- **WHAT TO WORK ON**: Would you repeat the listing exactly but omit every picture?

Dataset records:

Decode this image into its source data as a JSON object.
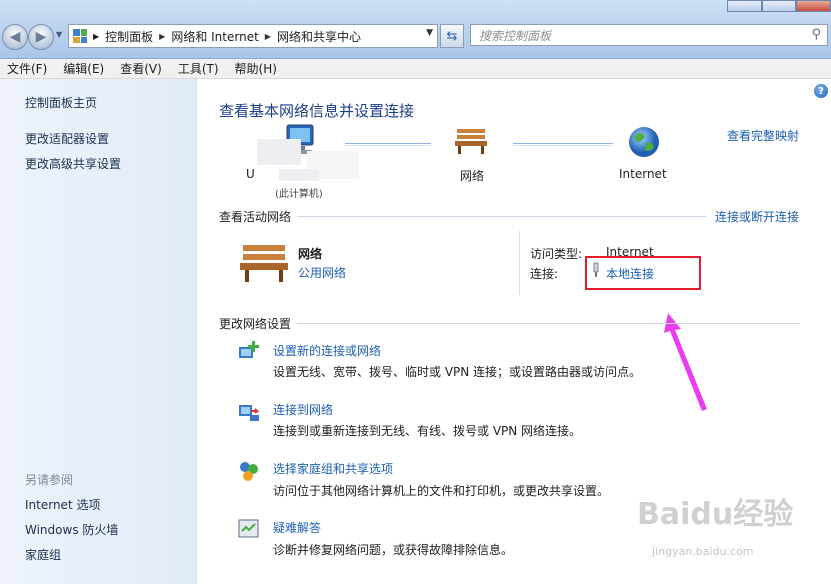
{
  "toolbar": {
    "breadcrumb": [
      "控制面板",
      "网络和 Internet",
      "网络和共享中心"
    ],
    "search_placeholder": "搜索控制面板"
  },
  "menu": [
    "文件(F)",
    "编辑(E)",
    "查看(V)",
    "工具(T)",
    "帮助(H)"
  ],
  "sidebar": {
    "home": "控制面板主页",
    "links": [
      "更改适配器设置",
      "更改高级共享设置"
    ],
    "see_also_title": "另请参阅",
    "see_also": [
      "Internet 选项",
      "Windows 防火墙",
      "家庭组"
    ]
  },
  "main": {
    "title": "查看基本网络信息并设置连接",
    "full_map": "查看完整映射",
    "map": {
      "computer": "U",
      "computer_sub": "(此计算机)",
      "network": "网络",
      "internet": "Internet"
    },
    "active_title": "查看活动网络",
    "connect_disconnect": "连接或断开连接",
    "network": {
      "name": "网络",
      "type": "公用网络",
      "access_label": "访问类型:",
      "access_value": "Internet",
      "conn_label": "连接:",
      "conn_value": "本地连接"
    },
    "change_title": "更改网络设置",
    "tasks": [
      {
        "title": "设置新的连接或网络",
        "desc": "设置无线、宽带、拨号、临时或 VPN 连接；或设置路由器或访问点。"
      },
      {
        "title": "连接到网络",
        "desc": "连接到或重新连接到无线、有线、拨号或 VPN 网络连接。"
      },
      {
        "title": "选择家庭组和共享选项",
        "desc": "访问位于其他网络计算机上的文件和打印机，或更改共享设置。"
      },
      {
        "title": "疑难解答",
        "desc": "诊断并修复网络问题，或获得故障排除信息。"
      }
    ]
  },
  "watermark": {
    "brand": "Baidu经验",
    "url": "jingyan.baidu.com"
  },
  "colors": {
    "link": "#1c5fb3",
    "title": "#1b3f8b",
    "highlight": "#e21e2a",
    "arrow": "#e83df0"
  }
}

- **OUTPUT FOR THIS TASK**:
Decode this image into its source data as a JSON object.
{
  "toolbar": {
    "breadcrumb": [
      "控制面板",
      "网络和 Internet",
      "网络和共享中心"
    ],
    "search_placeholder": "搜索控制面板"
  },
  "menu": [
    "文件(F)",
    "编辑(E)",
    "查看(V)",
    "工具(T)",
    "帮助(H)"
  ],
  "sidebar": {
    "home": "控制面板主页",
    "links": [
      "更改适配器设置",
      "更改高级共享设置"
    ],
    "see_also_title": "另请参阅",
    "see_also": [
      "Internet 选项",
      "Windows 防火墙",
      "家庭组"
    ]
  },
  "main": {
    "title": "查看基本网络信息并设置连接",
    "full_map": "查看完整映射",
    "map": {
      "computer": "U",
      "computer_sub": "(此计算机)",
      "network": "网络",
      "internet": "Internet"
    },
    "active_title": "查看活动网络",
    "connect_disconnect": "连接或断开连接",
    "network": {
      "name": "网络",
      "type": "公用网络",
      "access_label": "访问类型:",
      "access_value": "Internet",
      "conn_label": "连接:",
      "conn_value": "本地连接"
    },
    "change_title": "更改网络设置",
    "tasks": [
      {
        "title": "设置新的连接或网络",
        "desc": "设置无线、宽带、拨号、临时或 VPN 连接；或设置路由器或访问点。"
      },
      {
        "title": "连接到网络",
        "desc": "连接到或重新连接到无线、有线、拨号或 VPN 网络连接。"
      },
      {
        "title": "选择家庭组和共享选项",
        "desc": "访问位于其他网络计算机上的文件和打印机，或更改共享设置。"
      },
      {
        "title": "疑难解答",
        "desc": "诊断并修复网络问题，或获得故障排除信息。"
      }
    ]
  },
  "watermark": {
    "brand": "Baidu经验",
    "url": "jingyan.baidu.com"
  },
  "colors": {
    "link": "#1c5fb3",
    "title": "#1b3f8b",
    "highlight": "#e21e2a",
    "arrow": "#e83df0"
  }
}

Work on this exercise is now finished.